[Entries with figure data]
============

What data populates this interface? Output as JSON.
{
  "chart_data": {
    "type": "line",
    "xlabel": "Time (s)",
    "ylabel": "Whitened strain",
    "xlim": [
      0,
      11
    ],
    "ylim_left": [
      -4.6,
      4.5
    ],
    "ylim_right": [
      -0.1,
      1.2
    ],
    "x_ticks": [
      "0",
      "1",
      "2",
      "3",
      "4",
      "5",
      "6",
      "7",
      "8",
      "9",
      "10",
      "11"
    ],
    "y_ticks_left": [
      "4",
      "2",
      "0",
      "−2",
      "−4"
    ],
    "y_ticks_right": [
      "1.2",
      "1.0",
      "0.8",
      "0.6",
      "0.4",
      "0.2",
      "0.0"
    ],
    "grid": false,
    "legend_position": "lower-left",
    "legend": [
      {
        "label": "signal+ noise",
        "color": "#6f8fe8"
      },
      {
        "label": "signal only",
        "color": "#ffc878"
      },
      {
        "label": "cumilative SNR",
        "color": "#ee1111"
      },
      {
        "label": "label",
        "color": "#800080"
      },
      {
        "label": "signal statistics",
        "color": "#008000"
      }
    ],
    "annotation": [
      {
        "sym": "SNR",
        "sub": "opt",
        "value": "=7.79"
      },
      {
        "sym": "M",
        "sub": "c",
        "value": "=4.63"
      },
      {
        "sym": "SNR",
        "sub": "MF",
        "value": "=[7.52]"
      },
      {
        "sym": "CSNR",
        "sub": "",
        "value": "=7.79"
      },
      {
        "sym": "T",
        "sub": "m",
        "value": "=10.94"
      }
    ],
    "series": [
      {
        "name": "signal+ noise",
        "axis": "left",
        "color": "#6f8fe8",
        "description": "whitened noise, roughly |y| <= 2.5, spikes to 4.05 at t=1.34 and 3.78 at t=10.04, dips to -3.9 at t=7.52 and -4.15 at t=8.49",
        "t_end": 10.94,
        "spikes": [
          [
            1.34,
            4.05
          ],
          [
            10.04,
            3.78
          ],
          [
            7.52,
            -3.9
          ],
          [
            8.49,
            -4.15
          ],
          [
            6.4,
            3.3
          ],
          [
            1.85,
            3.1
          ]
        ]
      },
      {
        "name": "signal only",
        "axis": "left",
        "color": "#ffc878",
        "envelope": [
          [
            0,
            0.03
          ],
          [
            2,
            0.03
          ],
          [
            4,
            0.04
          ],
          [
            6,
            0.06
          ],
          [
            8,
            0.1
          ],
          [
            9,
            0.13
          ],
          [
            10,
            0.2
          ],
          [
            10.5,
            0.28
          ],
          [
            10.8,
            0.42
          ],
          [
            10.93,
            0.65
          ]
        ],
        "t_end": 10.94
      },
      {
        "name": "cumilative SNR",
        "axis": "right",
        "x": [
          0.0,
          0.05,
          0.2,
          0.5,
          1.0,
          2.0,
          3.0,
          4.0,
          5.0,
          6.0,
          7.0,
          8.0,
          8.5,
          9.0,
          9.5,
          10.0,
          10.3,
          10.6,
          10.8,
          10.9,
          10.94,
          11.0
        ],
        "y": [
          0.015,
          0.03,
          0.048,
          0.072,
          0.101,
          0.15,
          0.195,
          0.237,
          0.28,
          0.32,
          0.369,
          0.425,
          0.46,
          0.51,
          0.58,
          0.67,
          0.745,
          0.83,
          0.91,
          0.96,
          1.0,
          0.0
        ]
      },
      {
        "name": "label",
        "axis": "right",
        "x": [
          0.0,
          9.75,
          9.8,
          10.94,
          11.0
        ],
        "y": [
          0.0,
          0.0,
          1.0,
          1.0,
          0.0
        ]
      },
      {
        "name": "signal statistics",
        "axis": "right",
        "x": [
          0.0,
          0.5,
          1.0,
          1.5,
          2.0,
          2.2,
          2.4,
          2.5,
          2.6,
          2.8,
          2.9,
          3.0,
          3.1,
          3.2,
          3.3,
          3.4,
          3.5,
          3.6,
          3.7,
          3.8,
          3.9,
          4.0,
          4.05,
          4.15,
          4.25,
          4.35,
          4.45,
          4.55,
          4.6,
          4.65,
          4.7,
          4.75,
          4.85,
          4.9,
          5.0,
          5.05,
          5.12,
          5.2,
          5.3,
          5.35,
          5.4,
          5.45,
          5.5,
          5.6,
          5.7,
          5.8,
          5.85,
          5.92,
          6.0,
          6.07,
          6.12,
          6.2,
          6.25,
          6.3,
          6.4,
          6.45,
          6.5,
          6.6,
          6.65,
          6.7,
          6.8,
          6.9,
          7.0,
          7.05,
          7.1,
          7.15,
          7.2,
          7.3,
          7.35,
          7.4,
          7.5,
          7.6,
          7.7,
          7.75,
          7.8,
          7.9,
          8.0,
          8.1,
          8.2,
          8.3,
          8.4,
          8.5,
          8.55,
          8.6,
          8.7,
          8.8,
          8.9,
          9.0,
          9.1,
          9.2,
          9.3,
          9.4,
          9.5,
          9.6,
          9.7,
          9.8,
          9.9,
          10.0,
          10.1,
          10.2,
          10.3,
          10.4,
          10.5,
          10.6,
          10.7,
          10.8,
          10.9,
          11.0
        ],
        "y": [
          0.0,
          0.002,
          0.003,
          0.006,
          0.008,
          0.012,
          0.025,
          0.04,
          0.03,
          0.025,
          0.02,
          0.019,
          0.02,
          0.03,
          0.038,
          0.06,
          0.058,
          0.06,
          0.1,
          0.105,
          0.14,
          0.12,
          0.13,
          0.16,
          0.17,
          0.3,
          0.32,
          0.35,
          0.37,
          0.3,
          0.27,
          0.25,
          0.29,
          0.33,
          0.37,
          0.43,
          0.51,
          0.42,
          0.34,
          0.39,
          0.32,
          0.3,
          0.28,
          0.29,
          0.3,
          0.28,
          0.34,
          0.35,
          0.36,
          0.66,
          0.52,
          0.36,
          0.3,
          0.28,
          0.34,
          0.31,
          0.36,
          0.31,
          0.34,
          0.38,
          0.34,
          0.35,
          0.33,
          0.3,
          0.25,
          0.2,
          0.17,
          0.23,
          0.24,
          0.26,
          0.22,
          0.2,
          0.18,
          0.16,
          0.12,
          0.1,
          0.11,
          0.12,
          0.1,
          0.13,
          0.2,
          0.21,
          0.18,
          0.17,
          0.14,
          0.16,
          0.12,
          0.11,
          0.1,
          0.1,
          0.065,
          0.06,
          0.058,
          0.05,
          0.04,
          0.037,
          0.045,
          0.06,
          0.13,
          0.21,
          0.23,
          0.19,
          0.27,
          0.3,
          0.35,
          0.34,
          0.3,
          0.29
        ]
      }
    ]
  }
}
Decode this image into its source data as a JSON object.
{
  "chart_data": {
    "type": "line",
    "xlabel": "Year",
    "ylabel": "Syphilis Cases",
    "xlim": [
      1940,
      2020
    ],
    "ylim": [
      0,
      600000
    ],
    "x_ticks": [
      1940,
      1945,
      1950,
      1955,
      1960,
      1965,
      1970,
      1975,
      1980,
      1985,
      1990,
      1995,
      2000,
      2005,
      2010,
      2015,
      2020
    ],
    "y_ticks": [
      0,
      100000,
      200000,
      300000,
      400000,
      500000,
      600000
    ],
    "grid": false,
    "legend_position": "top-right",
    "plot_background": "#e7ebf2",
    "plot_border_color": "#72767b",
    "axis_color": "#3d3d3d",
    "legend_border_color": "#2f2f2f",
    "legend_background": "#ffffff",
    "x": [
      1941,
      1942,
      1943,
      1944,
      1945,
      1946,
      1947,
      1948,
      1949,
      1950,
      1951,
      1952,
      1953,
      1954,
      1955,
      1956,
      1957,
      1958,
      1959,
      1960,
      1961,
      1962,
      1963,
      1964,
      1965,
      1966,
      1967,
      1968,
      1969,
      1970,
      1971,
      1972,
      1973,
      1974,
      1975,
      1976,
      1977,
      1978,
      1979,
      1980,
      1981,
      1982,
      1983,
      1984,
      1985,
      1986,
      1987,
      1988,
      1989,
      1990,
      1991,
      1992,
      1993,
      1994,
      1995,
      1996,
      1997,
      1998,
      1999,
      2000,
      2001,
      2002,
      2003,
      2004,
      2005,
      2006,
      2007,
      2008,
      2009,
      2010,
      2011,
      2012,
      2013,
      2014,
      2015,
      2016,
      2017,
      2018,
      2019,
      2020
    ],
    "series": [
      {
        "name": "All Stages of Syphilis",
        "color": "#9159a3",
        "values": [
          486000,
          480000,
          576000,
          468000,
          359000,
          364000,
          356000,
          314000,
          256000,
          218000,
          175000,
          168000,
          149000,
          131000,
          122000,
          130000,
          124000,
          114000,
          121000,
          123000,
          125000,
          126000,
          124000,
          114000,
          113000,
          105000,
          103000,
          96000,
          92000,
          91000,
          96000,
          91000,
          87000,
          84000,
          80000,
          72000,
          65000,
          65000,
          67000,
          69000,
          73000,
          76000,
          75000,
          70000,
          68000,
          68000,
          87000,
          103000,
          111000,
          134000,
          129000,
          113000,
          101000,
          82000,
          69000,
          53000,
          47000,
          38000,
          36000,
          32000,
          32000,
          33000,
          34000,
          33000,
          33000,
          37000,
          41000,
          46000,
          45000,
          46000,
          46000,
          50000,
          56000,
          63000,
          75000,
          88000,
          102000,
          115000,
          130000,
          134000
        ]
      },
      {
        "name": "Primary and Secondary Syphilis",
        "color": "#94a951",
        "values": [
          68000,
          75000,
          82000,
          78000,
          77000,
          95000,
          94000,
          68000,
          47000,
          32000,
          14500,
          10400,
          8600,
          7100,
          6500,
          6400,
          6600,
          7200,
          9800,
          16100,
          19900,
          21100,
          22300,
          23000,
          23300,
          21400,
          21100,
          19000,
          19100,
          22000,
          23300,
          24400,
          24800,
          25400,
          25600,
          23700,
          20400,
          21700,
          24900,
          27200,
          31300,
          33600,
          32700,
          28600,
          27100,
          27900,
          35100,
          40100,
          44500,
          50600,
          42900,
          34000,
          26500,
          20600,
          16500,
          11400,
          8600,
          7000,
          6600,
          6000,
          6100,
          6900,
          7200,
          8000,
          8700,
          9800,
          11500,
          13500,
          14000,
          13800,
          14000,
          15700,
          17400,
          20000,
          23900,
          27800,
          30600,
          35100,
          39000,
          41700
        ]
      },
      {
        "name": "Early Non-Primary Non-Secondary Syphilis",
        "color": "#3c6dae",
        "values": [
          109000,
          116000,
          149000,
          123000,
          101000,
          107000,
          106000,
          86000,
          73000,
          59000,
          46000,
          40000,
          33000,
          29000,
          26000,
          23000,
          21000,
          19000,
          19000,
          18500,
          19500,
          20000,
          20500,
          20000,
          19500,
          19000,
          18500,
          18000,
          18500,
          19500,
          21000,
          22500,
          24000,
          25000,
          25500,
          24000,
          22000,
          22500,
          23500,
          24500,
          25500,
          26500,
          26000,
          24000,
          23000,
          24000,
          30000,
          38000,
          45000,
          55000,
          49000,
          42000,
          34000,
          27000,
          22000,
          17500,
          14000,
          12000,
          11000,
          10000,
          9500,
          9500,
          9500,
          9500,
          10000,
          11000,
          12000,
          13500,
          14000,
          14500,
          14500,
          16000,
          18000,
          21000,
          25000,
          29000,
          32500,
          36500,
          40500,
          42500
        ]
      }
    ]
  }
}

============

■ What you need to do
Find the word "Syphilis" in the data and show each line that holds it.

■ Response to the task
    "ylabel": "Syphilis Cases",
        "name": "All Stages of Syphilis",
        "name": "Primary and Secondary Syphilis",
        "name": "Early Non-Primary Non-Secondary Syphilis",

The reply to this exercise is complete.